— START OF Records for the exercise —

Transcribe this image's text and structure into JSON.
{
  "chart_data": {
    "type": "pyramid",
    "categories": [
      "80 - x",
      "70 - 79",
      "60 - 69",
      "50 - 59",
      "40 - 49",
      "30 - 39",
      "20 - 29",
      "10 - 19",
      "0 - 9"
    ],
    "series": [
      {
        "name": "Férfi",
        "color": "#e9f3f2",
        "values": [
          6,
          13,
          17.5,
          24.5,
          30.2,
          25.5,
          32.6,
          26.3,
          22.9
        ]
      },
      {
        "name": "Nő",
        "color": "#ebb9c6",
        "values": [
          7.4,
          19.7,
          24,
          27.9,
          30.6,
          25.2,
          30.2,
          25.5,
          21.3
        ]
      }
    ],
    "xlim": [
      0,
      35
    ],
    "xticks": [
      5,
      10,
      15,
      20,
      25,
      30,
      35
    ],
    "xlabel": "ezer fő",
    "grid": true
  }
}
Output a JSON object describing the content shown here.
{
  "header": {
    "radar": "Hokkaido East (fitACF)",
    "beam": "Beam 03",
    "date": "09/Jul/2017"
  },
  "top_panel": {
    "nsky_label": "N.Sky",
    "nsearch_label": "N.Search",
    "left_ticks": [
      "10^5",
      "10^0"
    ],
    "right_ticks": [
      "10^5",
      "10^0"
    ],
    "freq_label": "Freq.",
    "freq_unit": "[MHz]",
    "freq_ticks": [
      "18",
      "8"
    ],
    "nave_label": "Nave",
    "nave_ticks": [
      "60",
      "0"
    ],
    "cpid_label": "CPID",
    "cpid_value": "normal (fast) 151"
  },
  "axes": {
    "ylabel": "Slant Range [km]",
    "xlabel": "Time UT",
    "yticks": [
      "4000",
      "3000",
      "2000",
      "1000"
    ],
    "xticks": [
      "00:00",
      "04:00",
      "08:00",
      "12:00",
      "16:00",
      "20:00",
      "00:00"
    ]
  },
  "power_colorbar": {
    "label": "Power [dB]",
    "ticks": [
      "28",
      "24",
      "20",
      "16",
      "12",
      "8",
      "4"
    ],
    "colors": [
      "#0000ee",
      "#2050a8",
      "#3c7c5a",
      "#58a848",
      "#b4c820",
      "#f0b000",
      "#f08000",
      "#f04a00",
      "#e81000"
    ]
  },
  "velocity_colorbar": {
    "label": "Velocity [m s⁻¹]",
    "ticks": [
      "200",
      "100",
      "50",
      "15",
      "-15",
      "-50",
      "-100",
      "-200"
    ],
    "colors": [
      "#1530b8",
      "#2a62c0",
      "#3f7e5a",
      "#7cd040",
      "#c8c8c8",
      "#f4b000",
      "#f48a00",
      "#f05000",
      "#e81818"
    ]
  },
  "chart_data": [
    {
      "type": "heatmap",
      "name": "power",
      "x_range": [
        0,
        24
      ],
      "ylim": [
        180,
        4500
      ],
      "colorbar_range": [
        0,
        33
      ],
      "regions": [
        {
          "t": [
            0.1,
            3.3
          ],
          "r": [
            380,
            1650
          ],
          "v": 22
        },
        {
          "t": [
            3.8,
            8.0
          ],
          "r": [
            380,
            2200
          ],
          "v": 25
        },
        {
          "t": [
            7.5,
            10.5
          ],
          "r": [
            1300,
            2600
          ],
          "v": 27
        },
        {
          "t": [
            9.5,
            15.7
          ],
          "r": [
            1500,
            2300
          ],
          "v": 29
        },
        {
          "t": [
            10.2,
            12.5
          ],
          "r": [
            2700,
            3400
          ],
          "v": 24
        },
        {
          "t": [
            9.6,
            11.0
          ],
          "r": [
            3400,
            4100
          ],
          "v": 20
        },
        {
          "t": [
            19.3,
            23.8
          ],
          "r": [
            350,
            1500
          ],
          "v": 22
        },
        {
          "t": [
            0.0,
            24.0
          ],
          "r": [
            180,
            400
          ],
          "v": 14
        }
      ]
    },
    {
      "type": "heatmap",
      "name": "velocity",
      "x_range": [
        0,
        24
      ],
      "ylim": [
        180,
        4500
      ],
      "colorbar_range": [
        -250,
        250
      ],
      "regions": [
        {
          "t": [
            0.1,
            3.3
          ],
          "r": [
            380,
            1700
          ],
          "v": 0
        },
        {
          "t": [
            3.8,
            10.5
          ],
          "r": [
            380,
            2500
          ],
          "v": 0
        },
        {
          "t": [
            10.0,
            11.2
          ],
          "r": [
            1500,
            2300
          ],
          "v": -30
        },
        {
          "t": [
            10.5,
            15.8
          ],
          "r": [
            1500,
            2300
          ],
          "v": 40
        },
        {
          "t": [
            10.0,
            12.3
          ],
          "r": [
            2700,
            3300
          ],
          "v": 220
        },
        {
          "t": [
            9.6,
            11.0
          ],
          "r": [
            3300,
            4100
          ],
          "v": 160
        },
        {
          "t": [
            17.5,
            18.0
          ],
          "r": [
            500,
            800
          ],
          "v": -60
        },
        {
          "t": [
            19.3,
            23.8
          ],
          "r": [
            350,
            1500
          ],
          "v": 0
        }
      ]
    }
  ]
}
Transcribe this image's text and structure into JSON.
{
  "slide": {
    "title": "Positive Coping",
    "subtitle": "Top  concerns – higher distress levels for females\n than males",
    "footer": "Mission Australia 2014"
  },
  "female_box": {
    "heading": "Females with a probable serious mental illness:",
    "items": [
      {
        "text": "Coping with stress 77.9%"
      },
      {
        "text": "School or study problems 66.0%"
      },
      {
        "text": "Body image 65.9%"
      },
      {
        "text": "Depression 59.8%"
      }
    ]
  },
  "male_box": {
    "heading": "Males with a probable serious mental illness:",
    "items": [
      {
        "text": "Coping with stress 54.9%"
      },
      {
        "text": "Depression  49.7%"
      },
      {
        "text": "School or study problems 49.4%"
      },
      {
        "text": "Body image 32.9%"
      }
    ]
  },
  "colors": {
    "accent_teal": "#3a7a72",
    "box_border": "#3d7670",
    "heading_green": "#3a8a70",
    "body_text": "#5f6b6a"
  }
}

— END OF Records for the exercise —

__Your task__. Take the entries above and copy them out exactly.

__Result__.
Transcribe this image's text and structure into JSON.
{
  "chart_data": {
    "type": "pyramid",
    "categories": [
      "80 - x",
      "70 - 79",
      "60 - 69",
      "50 - 59",
      "40 - 49",
      "30 - 39",
      "20 - 29",
      "10 - 19",
      "0 - 9"
    ],
    "series": [
      {
        "name": "Férfi",
        "color": "#e9f3f2",
        "values": [
          6,
          13,
          17.5,
          24.5,
          30.2,
          25.5,
          32.6,
          26.3,
          22.9
        ]
      },
      {
        "name": "Nő",
        "color": "#ebb9c6",
        "values": [
          7.4,
          19.7,
          24,
          27.9,
          30.6,
          25.2,
          30.2,
          25.5,
          21.3
        ]
      }
    ],
    "xlim": [
      0,
      35
    ],
    "xticks": [
      5,
      10,
      15,
      20,
      25,
      30,
      35
    ],
    "xlabel": "ezer fő",
    "grid": true
  }
}
Output a JSON object describing the content shown here.
{
  "header": {
    "radar": "Hokkaido East (fitACF)",
    "beam": "Beam 03",
    "date": "09/Jul/2017"
  },
  "top_panel": {
    "nsky_label": "N.Sky",
    "nsearch_label": "N.Search",
    "left_ticks": [
      "10^5",
      "10^0"
    ],
    "right_ticks": [
      "10^5",
      "10^0"
    ],
    "freq_label": "Freq.",
    "freq_unit": "[MHz]",
    "freq_ticks": [
      "18",
      "8"
    ],
    "nave_label": "Nave",
    "nave_ticks": [
      "60",
      "0"
    ],
    "cpid_label": "CPID",
    "cpid_value": "normal (fast) 151"
  },
  "axes": {
    "ylabel": "Slant Range [km]",
    "xlabel": "Time UT",
    "yticks": [
      "4000",
      "3000",
      "2000",
      "1000"
    ],
    "xticks": [
      "00:00",
      "04:00",
      "08:00",
      "12:00",
      "16:00",
      "20:00",
      "00:00"
    ]
  },
  "power_colorbar": {
    "label": "Power [dB]",
    "ticks": [
      "28",
      "24",
      "20",
      "16",
      "12",
      "8",
      "4"
    ],
    "colors": [
      "#0000ee",
      "#2050a8",
      "#3c7c5a",
      "#58a848",
      "#b4c820",
      "#f0b000",
      "#f08000",
      "#f04a00",
      "#e81000"
    ]
  },
  "velocity_colorbar": {
    "label": "Velocity [m s⁻¹]",
    "ticks": [
      "200",
      "100",
      "50",
      "15",
      "-15",
      "-50",
      "-100",
      "-200"
    ],
    "colors": [
      "#1530b8",
      "#2a62c0",
      "#3f7e5a",
      "#7cd040",
      "#c8c8c8",
      "#f4b000",
      "#f48a00",
      "#f05000",
      "#e81818"
    ]
  },
  "chart_data": [
    {
      "type": "heatmap",
      "name": "power",
      "x_range": [
        0,
        24
      ],
      "ylim": [
        180,
        4500
      ],
      "colorbar_range": [
        0,
        33
      ],
      "regions": [
        {
          "t": [
            0.1,
            3.3
          ],
          "r": [
            380,
            1650
          ],
          "v": 22
        },
        {
          "t": [
            3.8,
            8.0
          ],
          "r": [
            380,
            2200
          ],
          "v": 25
        },
        {
          "t": [
            7.5,
            10.5
          ],
          "r": [
            1300,
            2600
          ],
          "v": 27
        },
        {
          "t": [
            9.5,
            15.7
          ],
          "r": [
            1500,
            2300
          ],
          "v": 29
        },
        {
          "t": [
            10.2,
            12.5
          ],
          "r": [
            2700,
            3400
          ],
          "v": 24
        },
        {
          "t": [
            9.6,
            11.0
          ],
          "r": [
            3400,
            4100
          ],
          "v": 20
        },
        {
          "t": [
            19.3,
            23.8
          ],
          "r": [
            350,
            1500
          ],
          "v": 22
        },
        {
          "t": [
            0.0,
            24.0
          ],
          "r": [
            180,
            400
          ],
          "v": 14
        }
      ]
    },
    {
      "type": "heatmap",
      "name": "velocity",
      "x_range": [
        0,
        24
      ],
      "ylim": [
        180,
        4500
      ],
      "colorbar_range": [
        -250,
        250
      ],
      "regions": [
        {
          "t": [
            0.1,
            3.3
          ],
          "r": [
            380,
            1700
          ],
          "v": 0
        },
        {
          "t": [
            3.8,
            10.5
          ],
          "r": [
            380,
            2500
          ],
          "v": 0
        },
        {
          "t": [
            10.0,
            11.2
          ],
          "r": [
            1500,
            2300
          ],
          "v": -30
        },
        {
          "t": [
            10.5,
            15.8
          ],
          "r": [
            1500,
            2300
          ],
          "v": 40
        },
        {
          "t": [
            10.0,
            12.3
          ],
          "r": [
            2700,
            3300
          ],
          "v": 220
        },
        {
          "t": [
            9.6,
            11.0
          ],
          "r": [
            3300,
            4100
          ],
          "v": 160
        },
        {
          "t": [
            17.5,
            18.0
          ],
          "r": [
            500,
            800
          ],
          "v": -60
        },
        {
          "t": [
            19.3,
            23.8
          ],
          "r": [
            350,
            1500
          ],
          "v": 0
        }
      ]
    }
  ]
}
Transcribe this image's text and structure into JSON.
{
  "slide": {
    "title": "Positive Coping",
    "subtitle": "Top  concerns – higher distress levels for females\n than males",
    "footer": "Mission Australia 2014"
  },
  "female_box": {
    "heading": "Females with a probable serious mental illness:",
    "items": [
      {
        "text": "Coping with stress 77.9%"
      },
      {
        "text": "School or study problems 66.0%"
      },
      {
        "text": "Body image 65.9%"
      },
      {
        "text": "Depression 59.8%"
      }
    ]
  },
  "male_box": {
    "heading": "Males with a probable serious mental illness:",
    "items": [
      {
        "text": "Coping with stress 54.9%"
      },
      {
        "text": "Depression  49.7%"
      },
      {
        "text": "School or study problems 49.4%"
      },
      {
        "text": "Body image 32.9%"
      }
    ]
  },
  "colors": {
    "accent_teal": "#3a7a72",
    "box_border": "#3d7670",
    "heading_green": "#3a8a70",
    "body_text": "#5f6b6a"
  }
}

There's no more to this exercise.